Data entries:

########################################

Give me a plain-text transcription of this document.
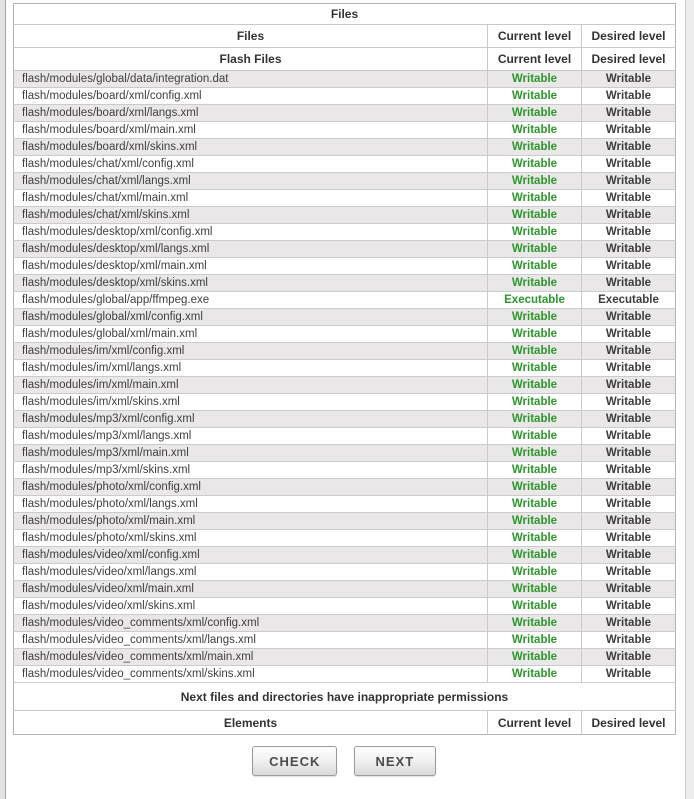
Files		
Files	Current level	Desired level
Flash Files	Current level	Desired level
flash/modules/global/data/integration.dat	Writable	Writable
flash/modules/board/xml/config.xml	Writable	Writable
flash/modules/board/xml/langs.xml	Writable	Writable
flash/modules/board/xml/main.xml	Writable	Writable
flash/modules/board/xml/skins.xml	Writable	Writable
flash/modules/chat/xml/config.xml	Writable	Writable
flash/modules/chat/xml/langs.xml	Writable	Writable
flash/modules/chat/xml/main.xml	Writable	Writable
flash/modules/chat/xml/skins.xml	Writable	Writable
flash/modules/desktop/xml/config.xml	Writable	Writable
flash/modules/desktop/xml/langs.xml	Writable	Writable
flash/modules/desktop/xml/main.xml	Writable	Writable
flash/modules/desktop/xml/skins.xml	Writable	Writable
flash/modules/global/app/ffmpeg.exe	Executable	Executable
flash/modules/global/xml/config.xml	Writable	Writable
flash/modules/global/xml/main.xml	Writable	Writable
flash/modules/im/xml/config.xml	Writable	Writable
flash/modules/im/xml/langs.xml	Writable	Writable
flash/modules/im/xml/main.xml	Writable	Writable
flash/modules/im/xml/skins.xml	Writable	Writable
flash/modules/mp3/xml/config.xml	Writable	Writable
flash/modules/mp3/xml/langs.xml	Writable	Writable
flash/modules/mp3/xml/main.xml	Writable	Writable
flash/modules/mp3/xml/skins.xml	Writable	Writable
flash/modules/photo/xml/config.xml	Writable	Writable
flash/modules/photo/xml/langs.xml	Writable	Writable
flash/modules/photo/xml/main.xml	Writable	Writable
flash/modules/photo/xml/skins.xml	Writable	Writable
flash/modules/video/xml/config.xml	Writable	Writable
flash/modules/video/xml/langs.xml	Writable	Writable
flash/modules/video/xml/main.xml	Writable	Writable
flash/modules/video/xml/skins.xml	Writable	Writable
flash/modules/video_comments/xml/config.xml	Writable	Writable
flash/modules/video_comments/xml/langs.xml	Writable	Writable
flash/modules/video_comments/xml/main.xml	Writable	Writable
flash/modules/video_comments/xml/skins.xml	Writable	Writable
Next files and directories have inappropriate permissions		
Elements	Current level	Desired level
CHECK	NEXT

########################################

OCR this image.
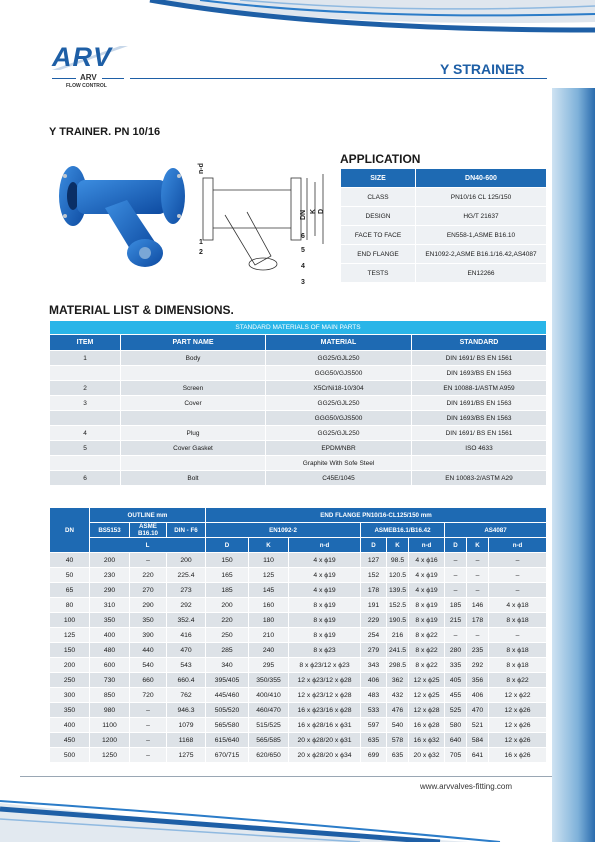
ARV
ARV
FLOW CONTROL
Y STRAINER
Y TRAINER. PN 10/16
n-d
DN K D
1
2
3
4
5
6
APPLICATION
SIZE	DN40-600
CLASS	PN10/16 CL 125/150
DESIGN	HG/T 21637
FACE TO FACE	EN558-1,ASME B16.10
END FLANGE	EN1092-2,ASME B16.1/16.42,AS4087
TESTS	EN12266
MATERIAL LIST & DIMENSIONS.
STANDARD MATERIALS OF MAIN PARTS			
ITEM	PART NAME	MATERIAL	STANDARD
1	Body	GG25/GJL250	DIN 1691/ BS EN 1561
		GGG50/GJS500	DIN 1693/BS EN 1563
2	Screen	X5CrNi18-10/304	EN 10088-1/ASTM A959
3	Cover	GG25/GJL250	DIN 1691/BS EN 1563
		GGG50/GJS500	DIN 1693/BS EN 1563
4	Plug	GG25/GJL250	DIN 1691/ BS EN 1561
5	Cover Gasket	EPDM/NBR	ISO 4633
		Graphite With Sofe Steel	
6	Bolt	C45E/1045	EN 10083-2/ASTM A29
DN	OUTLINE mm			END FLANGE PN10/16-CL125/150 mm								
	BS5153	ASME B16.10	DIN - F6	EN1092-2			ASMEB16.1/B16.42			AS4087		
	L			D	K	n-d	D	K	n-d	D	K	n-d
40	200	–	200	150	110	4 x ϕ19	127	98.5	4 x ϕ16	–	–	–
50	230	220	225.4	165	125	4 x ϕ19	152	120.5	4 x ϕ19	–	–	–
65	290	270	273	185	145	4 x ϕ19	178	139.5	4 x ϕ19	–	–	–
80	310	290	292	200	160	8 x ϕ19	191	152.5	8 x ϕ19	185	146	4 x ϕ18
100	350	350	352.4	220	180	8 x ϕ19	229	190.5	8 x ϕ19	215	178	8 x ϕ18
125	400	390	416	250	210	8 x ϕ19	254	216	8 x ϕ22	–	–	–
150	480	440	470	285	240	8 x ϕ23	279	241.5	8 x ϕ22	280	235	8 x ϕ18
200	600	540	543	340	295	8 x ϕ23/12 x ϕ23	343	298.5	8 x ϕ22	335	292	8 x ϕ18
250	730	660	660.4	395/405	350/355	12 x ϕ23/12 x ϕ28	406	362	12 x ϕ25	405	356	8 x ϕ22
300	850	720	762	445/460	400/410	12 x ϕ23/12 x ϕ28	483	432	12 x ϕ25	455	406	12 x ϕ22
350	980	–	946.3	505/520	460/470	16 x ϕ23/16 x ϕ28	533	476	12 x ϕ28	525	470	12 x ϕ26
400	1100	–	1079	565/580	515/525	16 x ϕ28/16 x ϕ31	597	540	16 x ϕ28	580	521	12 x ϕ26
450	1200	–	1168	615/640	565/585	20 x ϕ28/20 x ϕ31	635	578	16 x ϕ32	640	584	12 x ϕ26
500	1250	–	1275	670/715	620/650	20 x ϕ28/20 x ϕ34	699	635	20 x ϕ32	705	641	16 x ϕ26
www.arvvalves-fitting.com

########################################

--- BRIEF ---
Show each line in the entries that holds the string "chat".

--- IN RESPONSE ---
flash/modules/chat/xml/config.xml	Writable	Writable
flash/modules/chat/xml/langs.xml	Writable	Writable
flash/modules/chat/xml/main.xml	Writable	Writable
flash/modules/chat/xml/skins.xml	Writable	Writable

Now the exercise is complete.